### GOAL OF THE EXERCISE
Copy out the forum exchange on aws-auth entries when moving the EKS module from v19 to v20, word for word and in full.

### TEXT PASSAGE
··········

Feb 09 '24 16:02 cdenneen

The fargate execution pods used to be added with the aws-auth template file in v19. In v20 it's not there anymore and requires you to pass it forward.

This is not true - EKS will create both the aws-auth ConfigMap entry and cluster access entry when using authentication_mode = "API_AND_CONFIG_MAP". However, if you are making any changes to the aws-auth ConfigMap, its up to you to ensure any entries you require stay in the ConfigMap via the configuration you use. With "API_AND_CONFIG_MAP", you do not need to have the Fargate profile's IAM roles added in the ConfigMap because EKS will ensure you have an access entry and this is controlled outside of Terraform.

Feb 09 '24 16:02 bryantbiggs

Probably need way to document this change a bit more. The old aws-auth template besides fargate_profiles also was doing similar for nodegroups as well so that would be more to add here and should be documented somewhere of what would needed to be added when moving from v19 -> v20 to mimic that exact same configMap as the old template was doing automatically.

It is documented, I created an entire replica of the module to make this transition easier https://github.com/clowdhaus/terraform-aws-eks-migrate-v19-to-v20

Unless users are using authentication_mode = "CONFIG_MAP", there are no actions users need to take with EKS Fargate profiles and managed nodegroups (once they have migrated to v20, or if they are provisioning new clusters with v20)

··········

### DATA ENTRIES
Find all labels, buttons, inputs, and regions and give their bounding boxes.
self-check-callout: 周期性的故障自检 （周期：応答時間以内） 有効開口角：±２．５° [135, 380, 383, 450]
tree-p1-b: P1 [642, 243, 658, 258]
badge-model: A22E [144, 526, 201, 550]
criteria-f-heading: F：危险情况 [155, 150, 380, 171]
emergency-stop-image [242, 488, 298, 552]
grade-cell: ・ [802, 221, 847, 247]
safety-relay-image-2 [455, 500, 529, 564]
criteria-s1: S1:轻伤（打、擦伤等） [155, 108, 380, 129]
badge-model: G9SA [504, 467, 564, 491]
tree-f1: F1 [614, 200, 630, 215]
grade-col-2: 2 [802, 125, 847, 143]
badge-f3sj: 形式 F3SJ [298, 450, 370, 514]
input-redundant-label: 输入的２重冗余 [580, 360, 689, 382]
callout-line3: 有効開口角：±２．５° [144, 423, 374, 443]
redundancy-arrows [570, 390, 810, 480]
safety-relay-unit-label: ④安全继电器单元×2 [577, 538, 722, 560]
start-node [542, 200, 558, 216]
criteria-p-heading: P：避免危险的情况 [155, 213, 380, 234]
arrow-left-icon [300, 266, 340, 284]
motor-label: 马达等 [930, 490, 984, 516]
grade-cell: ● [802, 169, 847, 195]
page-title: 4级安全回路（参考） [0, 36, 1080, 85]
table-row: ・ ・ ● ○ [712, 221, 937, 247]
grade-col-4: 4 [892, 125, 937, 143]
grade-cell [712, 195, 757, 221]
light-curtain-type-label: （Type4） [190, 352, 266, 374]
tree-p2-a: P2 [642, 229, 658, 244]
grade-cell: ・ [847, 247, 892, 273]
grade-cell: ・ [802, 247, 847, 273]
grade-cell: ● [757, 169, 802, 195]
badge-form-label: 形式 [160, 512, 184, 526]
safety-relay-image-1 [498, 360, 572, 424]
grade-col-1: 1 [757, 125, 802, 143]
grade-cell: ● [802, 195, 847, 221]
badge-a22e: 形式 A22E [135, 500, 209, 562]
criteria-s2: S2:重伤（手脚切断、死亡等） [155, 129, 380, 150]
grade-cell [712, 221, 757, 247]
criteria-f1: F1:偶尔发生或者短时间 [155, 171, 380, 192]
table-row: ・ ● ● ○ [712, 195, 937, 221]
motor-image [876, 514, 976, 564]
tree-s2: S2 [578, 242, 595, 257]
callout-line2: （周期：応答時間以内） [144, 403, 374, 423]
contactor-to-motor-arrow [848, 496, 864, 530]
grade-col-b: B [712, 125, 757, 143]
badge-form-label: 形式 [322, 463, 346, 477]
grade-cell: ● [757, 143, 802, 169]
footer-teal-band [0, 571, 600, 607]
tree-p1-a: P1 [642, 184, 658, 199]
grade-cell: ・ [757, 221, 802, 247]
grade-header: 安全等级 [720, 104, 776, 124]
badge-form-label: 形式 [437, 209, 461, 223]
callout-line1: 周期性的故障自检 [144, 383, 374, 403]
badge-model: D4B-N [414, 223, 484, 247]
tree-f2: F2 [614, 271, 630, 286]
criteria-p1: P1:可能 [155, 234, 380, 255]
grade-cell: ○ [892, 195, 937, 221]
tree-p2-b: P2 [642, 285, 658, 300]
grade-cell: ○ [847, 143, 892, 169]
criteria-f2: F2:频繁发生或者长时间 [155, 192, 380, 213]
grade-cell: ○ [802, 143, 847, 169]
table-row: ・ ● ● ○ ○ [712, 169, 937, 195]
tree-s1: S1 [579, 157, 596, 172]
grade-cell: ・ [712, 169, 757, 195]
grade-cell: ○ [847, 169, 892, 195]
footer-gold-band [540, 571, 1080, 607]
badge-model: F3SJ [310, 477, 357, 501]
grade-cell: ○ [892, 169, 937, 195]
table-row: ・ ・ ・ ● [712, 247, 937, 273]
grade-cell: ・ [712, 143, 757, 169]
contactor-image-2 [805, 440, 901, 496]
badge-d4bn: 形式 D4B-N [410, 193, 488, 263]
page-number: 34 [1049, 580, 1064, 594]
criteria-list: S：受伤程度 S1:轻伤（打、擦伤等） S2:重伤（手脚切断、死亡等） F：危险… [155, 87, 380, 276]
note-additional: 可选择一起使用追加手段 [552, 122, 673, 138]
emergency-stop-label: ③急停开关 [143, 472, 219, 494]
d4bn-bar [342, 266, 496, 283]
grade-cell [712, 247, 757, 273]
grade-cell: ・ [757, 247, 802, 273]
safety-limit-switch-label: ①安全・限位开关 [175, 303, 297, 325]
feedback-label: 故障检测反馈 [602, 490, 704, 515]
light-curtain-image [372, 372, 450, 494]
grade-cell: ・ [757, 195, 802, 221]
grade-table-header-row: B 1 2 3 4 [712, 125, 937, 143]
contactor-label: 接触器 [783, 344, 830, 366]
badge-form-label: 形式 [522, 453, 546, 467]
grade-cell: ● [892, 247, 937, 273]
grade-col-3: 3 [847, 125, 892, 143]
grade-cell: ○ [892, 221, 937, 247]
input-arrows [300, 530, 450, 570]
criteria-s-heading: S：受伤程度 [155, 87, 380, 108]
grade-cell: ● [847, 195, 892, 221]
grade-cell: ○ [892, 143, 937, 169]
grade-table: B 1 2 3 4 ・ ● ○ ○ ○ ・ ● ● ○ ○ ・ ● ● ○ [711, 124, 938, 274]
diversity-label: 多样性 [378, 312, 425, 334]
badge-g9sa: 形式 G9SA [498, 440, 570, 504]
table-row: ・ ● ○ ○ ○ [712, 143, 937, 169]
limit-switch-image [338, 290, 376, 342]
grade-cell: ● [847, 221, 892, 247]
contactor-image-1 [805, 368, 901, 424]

··········

### ANSWER TO THE EXERCISE
Feb 09 '24 16:02 cdenneen

The fargate execution pods used to be added with the aws-auth template file in v19. In v20 it's not there anymore and requires you to pass it forward.

This is not true - EKS will create both the aws-auth ConfigMap entry and cluster access entry when using authentication_mode = "API_AND_CONFIG_MAP". However, if you are making any changes to the aws-auth ConfigMap, its up to you to ensure any entries you require stay in the ConfigMap via the configuration you use. With "API_AND_CONFIG_MAP", you do not need to have the Fargate profile's IAM roles added in the ConfigMap because EKS will ensure you have an access entry and this is controlled outside of Terraform.

Feb 09 '24 16:02 bryantbiggs

Probably need way to document this change a bit more. The old aws-auth template besides fargate_profiles also was doing similar for nodegroups as well so that would be more to add here and should be documented somewhere of what would needed to be added when moving from v19 -> v20 to mimic that exact same configMap as the old template was doing automatically.

It is documented, I created an entire replica of the module to make this transition easier https://github.com/clowdhaus/terraform-aws-eks-migrate-v19-to-v20

Unless users are using authentication_mode = "CONFIG_MAP", there are no actions users need to take with EKS Fargate profiles and managed nodegroups (once they have migrated to v20, or if they are provisioning new clusters with v20)